Just my own thoughts, but a better way to organize the conference for football

I’ve got an idea for reorganizing the existence conference setup for football. Divisions are no longer a requirement to hold a championship game. In fact, conference games appear to be losing their cache nationally with a lot of talk about eliminating them in order to expand the playoff. If that happens, this idea works, certainly better than the existing divisions. This is kind of a take off on the “Cooler” division idea that was circulating when we joined and the PAC split into divisions. First off, we need to preserve traditional geographic rivalries, as evidenced by the California schools demanding they play each other every year, regardless of divisions.
Here goes, split the PAC into 3 groups, California, Northwest, and Mountain/Desert. You always play those 3 schools every year. Then, you play 3 of the teams from the other 2 “divisions” on a 2 year rotation-like we currently do with the northwest schools. That way, every school is guaranteed 3 games vs. California schools and at least 1 game in California every year, and 2 games in California every other year.
With this setup you keep the 9 game conference schedule, which is a big deal to this Conference. Plus, you increase the odds that the top 2 teams meet for the championship- if that game continues- regardless of geographic divisions. If the championship game doesn’t continue, you simply send the team with the best conference record. This year that would’ve been a tie between Utah and Oregon, with likely Utah getting the nod because of ranking. Not ideal, knowing what we know now, but if Conference Championship games get eliminated, Utah probably would’ve gotten the nod this year. So, we are really losing nothing.
What do you all think?

I like it.
In my diatribe on another thread, I wanted to convey the same type concept. Breaking up the myths of conference dominance without loosing the tradition within.

DATASET EXCERPTS:
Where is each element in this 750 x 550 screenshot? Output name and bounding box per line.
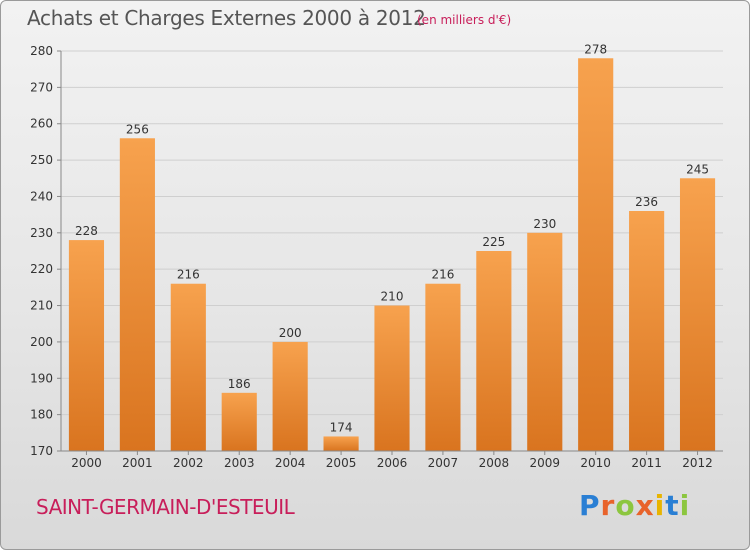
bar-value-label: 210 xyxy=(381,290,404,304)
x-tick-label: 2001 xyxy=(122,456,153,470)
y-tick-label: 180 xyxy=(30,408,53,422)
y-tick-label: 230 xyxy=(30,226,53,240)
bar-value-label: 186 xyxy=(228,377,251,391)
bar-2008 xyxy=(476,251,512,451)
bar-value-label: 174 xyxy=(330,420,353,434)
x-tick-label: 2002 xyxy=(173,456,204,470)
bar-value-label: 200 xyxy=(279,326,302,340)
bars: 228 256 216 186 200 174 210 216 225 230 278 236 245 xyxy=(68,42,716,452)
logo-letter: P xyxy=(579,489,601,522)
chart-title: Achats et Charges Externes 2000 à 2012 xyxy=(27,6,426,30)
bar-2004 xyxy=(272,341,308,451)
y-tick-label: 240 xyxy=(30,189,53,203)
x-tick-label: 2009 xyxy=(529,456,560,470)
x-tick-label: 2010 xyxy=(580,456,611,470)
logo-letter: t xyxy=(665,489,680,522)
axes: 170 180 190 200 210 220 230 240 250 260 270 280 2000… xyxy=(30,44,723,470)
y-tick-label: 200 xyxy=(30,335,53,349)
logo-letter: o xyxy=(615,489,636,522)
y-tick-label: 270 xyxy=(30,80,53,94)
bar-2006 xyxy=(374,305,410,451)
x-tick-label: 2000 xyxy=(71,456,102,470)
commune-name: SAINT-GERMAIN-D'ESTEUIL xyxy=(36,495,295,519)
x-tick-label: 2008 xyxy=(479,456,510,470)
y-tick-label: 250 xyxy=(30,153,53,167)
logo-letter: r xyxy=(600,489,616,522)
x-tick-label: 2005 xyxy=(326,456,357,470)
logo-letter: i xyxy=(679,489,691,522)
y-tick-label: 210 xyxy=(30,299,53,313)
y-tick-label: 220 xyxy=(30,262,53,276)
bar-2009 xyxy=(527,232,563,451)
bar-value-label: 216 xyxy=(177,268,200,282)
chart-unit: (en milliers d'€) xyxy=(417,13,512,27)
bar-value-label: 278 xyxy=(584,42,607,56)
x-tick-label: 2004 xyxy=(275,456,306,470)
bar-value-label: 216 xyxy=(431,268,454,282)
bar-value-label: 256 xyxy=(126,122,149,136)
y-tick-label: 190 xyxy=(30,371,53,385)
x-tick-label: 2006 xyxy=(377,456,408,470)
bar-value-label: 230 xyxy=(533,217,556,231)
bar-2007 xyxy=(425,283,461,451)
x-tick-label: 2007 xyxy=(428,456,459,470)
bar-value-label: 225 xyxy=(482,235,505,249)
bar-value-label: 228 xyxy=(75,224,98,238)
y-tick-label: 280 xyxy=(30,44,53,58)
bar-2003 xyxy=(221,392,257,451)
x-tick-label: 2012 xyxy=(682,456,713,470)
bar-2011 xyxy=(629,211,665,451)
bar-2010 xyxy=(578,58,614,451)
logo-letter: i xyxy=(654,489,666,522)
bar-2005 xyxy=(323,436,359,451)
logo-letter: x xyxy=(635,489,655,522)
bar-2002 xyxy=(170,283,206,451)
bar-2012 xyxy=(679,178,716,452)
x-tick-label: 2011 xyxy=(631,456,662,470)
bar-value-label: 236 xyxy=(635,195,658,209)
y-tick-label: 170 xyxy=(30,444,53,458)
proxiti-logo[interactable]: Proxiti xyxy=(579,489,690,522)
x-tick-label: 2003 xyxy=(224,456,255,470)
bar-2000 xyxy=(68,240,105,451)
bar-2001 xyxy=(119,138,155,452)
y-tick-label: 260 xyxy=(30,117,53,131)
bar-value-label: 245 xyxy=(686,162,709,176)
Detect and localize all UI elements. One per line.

...

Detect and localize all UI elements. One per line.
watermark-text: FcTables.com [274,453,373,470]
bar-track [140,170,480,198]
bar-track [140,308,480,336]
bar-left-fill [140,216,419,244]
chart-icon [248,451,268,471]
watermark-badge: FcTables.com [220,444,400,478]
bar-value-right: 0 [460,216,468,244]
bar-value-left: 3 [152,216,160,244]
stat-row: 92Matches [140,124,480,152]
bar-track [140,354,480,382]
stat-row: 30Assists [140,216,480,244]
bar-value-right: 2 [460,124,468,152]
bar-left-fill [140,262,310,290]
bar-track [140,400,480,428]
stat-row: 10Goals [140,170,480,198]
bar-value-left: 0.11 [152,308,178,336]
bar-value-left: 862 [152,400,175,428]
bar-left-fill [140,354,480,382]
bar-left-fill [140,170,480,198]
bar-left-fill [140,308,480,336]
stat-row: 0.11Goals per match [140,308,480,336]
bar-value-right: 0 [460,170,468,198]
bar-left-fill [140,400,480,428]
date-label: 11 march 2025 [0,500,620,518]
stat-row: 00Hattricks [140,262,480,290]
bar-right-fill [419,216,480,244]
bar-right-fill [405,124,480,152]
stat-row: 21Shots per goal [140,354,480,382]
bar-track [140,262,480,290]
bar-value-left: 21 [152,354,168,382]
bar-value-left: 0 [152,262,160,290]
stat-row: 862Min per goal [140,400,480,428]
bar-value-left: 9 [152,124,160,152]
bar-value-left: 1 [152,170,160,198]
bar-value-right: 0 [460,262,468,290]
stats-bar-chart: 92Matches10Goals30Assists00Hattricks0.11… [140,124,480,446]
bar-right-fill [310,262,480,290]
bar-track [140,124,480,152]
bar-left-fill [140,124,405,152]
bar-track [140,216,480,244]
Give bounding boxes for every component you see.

THE REQUEST:
Continue the football conference discussion from where it stops. The rows have no connection to the football conference discussion.

THE RESULT:
1 Like

This is the old POD organization that was discussed when the PAC12 was formed. It was ultimately rejected because it gave some teams less access to the California recruiting areas. It also makes it harder to pare down to two teams to play off in the championship game, and while there is talk of replacing those games it’s not gonna happen for another 5-6 years.

1 Like

If all things were equal, this is a good idea. Unfortunately, all things aren’t equal. The great unequalizer is the money. Just look at the differences between the P12 and MWC. Money buys facilities. Money buys access. Money rules the bowl system and the NCAA…and nobody is giving up their money.

D1-A will always have a MNC, even if they expand the playoff under the current construct.

1 Like

I believe you can’t have a CCG between non-division winners unless everyone in conference plays everyone else.

1 Like

I like the current set-up better than what you propose because I like playing UCLA and USC every year.

1 Like

These conversations always happen within the constrains of the current system with only mild tweaks. To improve the system significantly we need something more drastic.
It starts with the P5 splitting off into it’s own level officially, not just practically like it is now.
Then we reduce all conferences to 11 teams based on length of conference affiliation, traditional rivalries and geography.(these are in order of priority)

This reshuffling would leave us with 9 homeless P5 teams + Notre Dame, so we add 1 G5 team to that mix and a brand new 11 team conference is formed.

Regular season
10 conference games. 2 ooc games against P5(P6) teams(these will determine playoff seeds).

Post season
Round 1(12 teams)
Top 2 teams from each conference play a CCG game.

Round 2
6 champions with the top 2 seeds getting a second round bye. Now to avoid the subjective ranking process we currently have the teams will be seeded based on their conference’s ooc record. With 11 teams playing 2 ooc games each that gives a 22 game sample to rank the 6 conference with a much more objective process based on competitive results rather than silly crap like eye tests, top heavy leagues or r.u.t.s.

I can’t think of a plan that removes more of the subjectivity that has poisoned the FBS process of crowning a champion. There are more radical changes that could clean it up more but I think this is the most drastic we could go without completely blowing the whole thing up.

2 Likes

I’m not sure on what the rule is. If that’s the case, my idea is dead. Unless of course they get rid of the CCG in order to do a larger playoff. The money would probably be bigger than what each conference gets from their CCG. But that’s just speculation. And we know the SEC in particular would want more than just their champion to be eligible for the playoffs.
With my idea, you would get 5 champions with auto bids and 3 at large. 1 of those could go to the G5 if they can get ranked high enough.
Again, just thinking out loud.

I would like to see a change, especially since 1 or 2 conferences are left out every year.

Jim Harbaugh (or is it John, I forget who’s who) proposed an 11 team playoff that includes 3 play-in games that act as a sort of conference championship at the home of the higher seed.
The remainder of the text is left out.